◆ EXERCISE GOAL:
Repeat each line of the material below exactly as it appears, minus any pictures.

Data entries:
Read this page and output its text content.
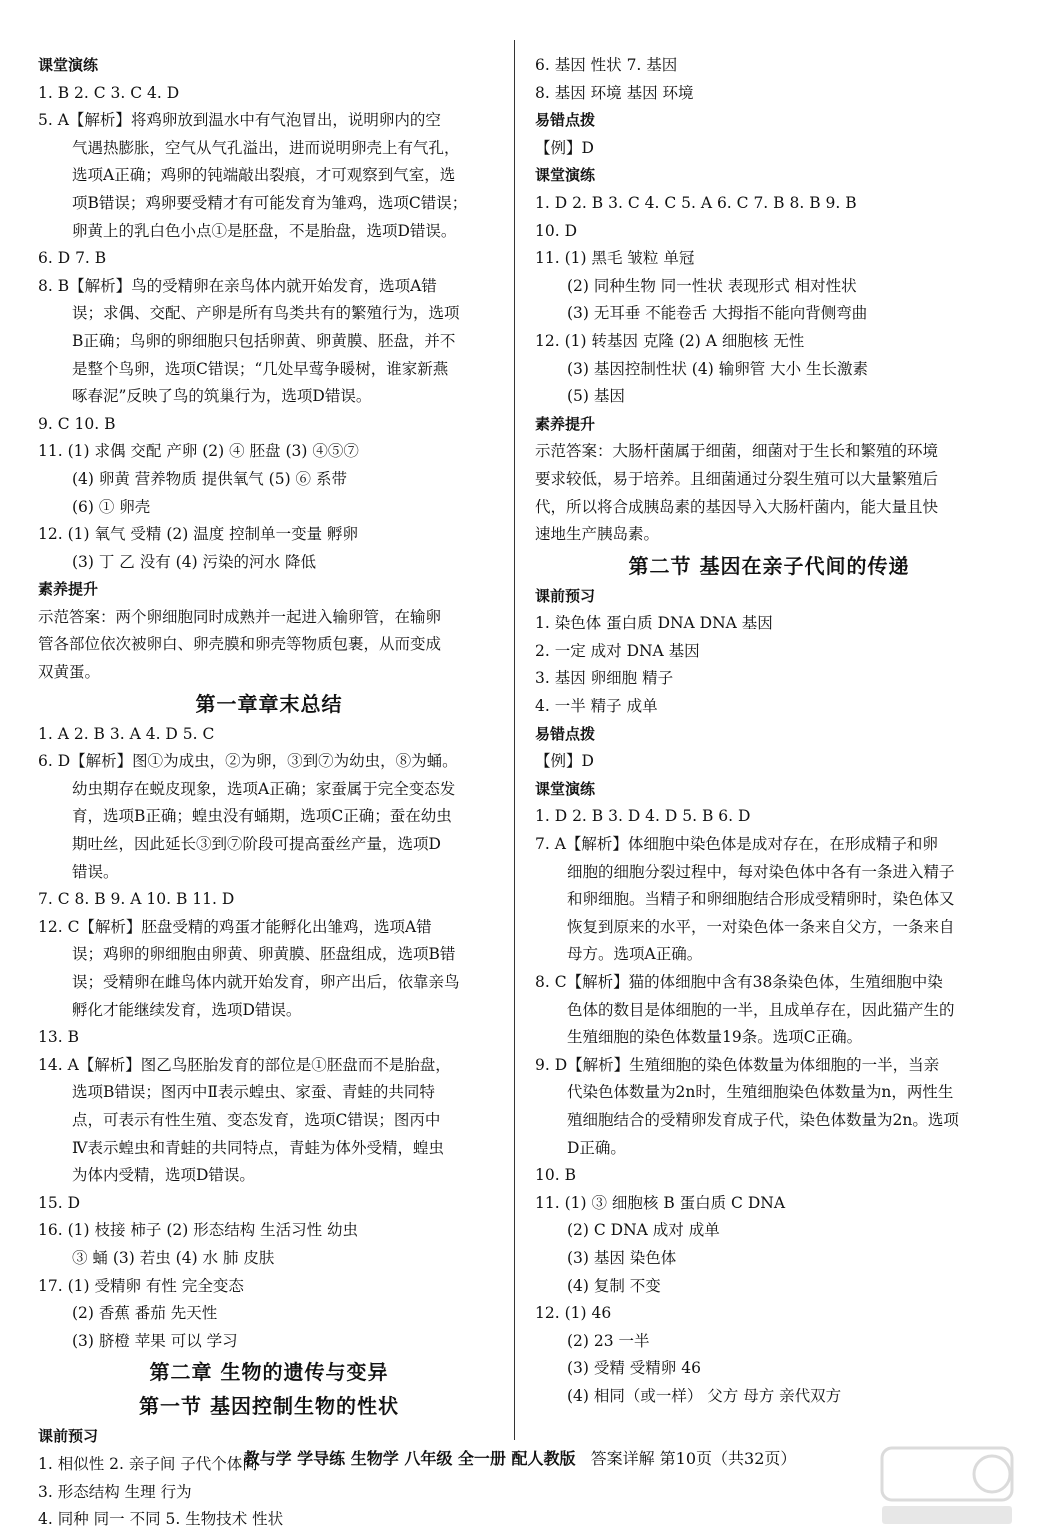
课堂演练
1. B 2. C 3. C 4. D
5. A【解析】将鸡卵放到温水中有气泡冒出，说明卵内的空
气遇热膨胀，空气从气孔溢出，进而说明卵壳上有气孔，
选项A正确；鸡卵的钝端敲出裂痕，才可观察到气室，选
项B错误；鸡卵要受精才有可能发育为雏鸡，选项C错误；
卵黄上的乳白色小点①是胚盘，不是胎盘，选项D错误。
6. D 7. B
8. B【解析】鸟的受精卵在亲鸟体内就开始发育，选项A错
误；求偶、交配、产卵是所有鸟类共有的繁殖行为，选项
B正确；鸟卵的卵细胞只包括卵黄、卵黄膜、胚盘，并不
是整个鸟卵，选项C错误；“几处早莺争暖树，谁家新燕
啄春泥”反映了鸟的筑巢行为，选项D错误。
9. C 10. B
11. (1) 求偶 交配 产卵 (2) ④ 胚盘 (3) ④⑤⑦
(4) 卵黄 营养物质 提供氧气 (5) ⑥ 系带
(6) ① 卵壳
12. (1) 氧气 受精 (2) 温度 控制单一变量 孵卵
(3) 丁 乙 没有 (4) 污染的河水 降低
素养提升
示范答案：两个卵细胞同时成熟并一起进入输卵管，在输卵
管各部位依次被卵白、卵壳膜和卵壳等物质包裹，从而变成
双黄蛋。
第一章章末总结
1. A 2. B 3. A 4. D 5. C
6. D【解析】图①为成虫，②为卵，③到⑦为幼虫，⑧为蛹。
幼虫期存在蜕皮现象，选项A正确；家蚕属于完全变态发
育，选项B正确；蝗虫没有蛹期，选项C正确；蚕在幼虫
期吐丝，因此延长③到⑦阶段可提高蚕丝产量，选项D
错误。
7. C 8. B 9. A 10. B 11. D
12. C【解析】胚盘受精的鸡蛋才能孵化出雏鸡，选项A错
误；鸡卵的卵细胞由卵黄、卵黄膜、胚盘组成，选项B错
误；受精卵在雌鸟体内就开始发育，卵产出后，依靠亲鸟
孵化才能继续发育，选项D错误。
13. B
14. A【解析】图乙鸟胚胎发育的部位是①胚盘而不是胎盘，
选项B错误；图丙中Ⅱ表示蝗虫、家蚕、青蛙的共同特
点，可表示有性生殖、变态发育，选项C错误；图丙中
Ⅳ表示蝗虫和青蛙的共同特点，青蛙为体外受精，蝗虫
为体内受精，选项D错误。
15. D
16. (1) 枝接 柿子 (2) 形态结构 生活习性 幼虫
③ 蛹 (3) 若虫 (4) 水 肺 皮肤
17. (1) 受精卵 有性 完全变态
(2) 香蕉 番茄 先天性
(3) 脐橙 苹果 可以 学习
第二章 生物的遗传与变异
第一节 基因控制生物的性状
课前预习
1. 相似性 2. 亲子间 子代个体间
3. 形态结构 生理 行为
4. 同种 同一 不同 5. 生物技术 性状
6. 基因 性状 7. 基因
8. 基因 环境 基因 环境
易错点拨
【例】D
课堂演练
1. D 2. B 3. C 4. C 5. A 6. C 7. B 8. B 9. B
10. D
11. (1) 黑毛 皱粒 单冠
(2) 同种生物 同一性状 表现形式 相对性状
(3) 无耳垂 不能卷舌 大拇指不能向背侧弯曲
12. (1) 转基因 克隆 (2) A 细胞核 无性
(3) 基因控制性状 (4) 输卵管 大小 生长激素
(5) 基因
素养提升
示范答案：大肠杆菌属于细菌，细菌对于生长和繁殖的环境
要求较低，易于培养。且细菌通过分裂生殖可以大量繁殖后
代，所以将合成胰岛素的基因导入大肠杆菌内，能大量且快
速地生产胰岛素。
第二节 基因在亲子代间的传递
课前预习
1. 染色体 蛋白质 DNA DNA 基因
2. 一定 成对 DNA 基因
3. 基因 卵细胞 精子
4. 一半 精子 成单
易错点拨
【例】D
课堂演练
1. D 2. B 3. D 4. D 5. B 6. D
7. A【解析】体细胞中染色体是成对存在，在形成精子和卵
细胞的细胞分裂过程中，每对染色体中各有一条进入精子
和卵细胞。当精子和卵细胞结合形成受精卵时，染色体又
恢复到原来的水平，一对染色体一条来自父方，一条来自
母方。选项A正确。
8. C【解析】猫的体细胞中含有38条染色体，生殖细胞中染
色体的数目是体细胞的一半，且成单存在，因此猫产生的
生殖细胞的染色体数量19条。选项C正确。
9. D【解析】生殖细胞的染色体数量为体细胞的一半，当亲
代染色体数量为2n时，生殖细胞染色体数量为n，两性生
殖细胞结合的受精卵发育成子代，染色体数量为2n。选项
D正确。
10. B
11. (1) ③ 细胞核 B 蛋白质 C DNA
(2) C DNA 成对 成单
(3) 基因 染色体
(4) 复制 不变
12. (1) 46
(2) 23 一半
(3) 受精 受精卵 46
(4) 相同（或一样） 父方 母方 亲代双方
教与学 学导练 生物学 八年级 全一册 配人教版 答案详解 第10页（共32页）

◆ RESULT FOR THIS TASK:
Read this page and output its text content.
课堂演练
1. B 2. C 3. C 4. D
5. A【解析】将鸡卵放到温水中有气泡冒出，说明卵内的空
气遇热膨胀，空气从气孔溢出，进而说明卵壳上有气孔，
选项A正确；鸡卵的钝端敲出裂痕，才可观察到气室，选
项B错误；鸡卵要受精才有可能发育为雏鸡，选项C错误；
卵黄上的乳白色小点①是胚盘，不是胎盘，选项D错误。
6. D 7. B
8. B【解析】鸟的受精卵在亲鸟体内就开始发育，选项A错
误；求偶、交配、产卵是所有鸟类共有的繁殖行为，选项
B正确；鸟卵的卵细胞只包括卵黄、卵黄膜、胚盘，并不
是整个鸟卵，选项C错误；“几处早莺争暖树，谁家新燕
啄春泥”反映了鸟的筑巢行为，选项D错误。
9. C 10. B
11. (1) 求偶 交配 产卵 (2) ④ 胚盘 (3) ④⑤⑦
(4) 卵黄 营养物质 提供氧气 (5) ⑥ 系带
(6) ① 卵壳
12. (1) 氧气 受精 (2) 温度 控制单一变量 孵卵
(3) 丁 乙 没有 (4) 污染的河水 降低
素养提升
示范答案：两个卵细胞同时成熟并一起进入输卵管，在输卵
管各部位依次被卵白、卵壳膜和卵壳等物质包裹，从而变成
双黄蛋。
第一章章末总结
1. A 2. B 3. A 4. D 5. C
6. D【解析】图①为成虫，②为卵，③到⑦为幼虫，⑧为蛹。
幼虫期存在蜕皮现象，选项A正确；家蚕属于完全变态发
育，选项B正确；蝗虫没有蛹期，选项C正确；蚕在幼虫
期吐丝，因此延长③到⑦阶段可提高蚕丝产量，选项D
错误。
7. C 8. B 9. A 10. B 11. D
12. C【解析】胚盘受精的鸡蛋才能孵化出雏鸡，选项A错
误；鸡卵的卵细胞由卵黄、卵黄膜、胚盘组成，选项B错
误；受精卵在雌鸟体内就开始发育，卵产出后，依靠亲鸟
孵化才能继续发育，选项D错误。
13. B
14. A【解析】图乙鸟胚胎发育的部位是①胚盘而不是胎盘，
选项B错误；图丙中Ⅱ表示蝗虫、家蚕、青蛙的共同特
点，可表示有性生殖、变态发育，选项C错误；图丙中
Ⅳ表示蝗虫和青蛙的共同特点，青蛙为体外受精，蝗虫
为体内受精，选项D错误。
15. D
16. (1) 枝接 柿子 (2) 形态结构 生活习性 幼虫
③ 蛹 (3) 若虫 (4) 水 肺 皮肤
17. (1) 受精卵 有性 完全变态
(2) 香蕉 番茄 先天性
(3) 脐橙 苹果 可以 学习
第二章 生物的遗传与变异
第一节 基因控制生物的性状
课前预习
1. 相似性 2. 亲子间 子代个体间
3. 形态结构 生理 行为
4. 同种 同一 不同 5. 生物技术 性状
6. 基因 性状 7. 基因
8. 基因 环境 基因 环境
易错点拨
【例】D
课堂演练
1. D 2. B 3. C 4. C 5. A 6. C 7. B 8. B 9. B
10. D
11. (1) 黑毛 皱粒 单冠
(2) 同种生物 同一性状 表现形式 相对性状
(3) 无耳垂 不能卷舌 大拇指不能向背侧弯曲
12. (1) 转基因 克隆 (2) A 细胞核 无性
(3) 基因控制性状 (4) 输卵管 大小 生长激素
(5) 基因
素养提升
示范答案：大肠杆菌属于细菌，细菌对于生长和繁殖的环境
要求较低，易于培养。且细菌通过分裂生殖可以大量繁殖后
代，所以将合成胰岛素的基因导入大肠杆菌内，能大量且快
速地生产胰岛素。
第二节 基因在亲子代间的传递
课前预习
1. 染色体 蛋白质 DNA DNA 基因
2. 一定 成对 DNA 基因
3. 基因 卵细胞 精子
4. 一半 精子 成单
易错点拨
【例】D
课堂演练
1. D 2. B 3. D 4. D 5. B 6. D
7. A【解析】体细胞中染色体是成对存在，在形成精子和卵
细胞的细胞分裂过程中，每对染色体中各有一条进入精子
和卵细胞。当精子和卵细胞结合形成受精卵时，染色体又
恢复到原来的水平，一对染色体一条来自父方，一条来自
母方。选项A正确。
8. C【解析】猫的体细胞中含有38条染色体，生殖细胞中染
色体的数目是体细胞的一半，且成单存在，因此猫产生的
生殖细胞的染色体数量19条。选项C正确。
9. D【解析】生殖细胞的染色体数量为体细胞的一半，当亲
代染色体数量为2n时，生殖细胞染色体数量为n，两性生
殖细胞结合的受精卵发育成子代，染色体数量为2n。选项
D正确。
10. B
11. (1) ③ 细胞核 B 蛋白质 C DNA
(2) C DNA 成对 成单
(3) 基因 染色体
(4) 复制 不变
12. (1) 46
(2) 23 一半
(3) 受精 受精卵 46
(4) 相同（或一样） 父方 母方 亲代双方
教与学 学导练 生物学 八年级 全一册 配人教版 答案详解 第10页（共32页）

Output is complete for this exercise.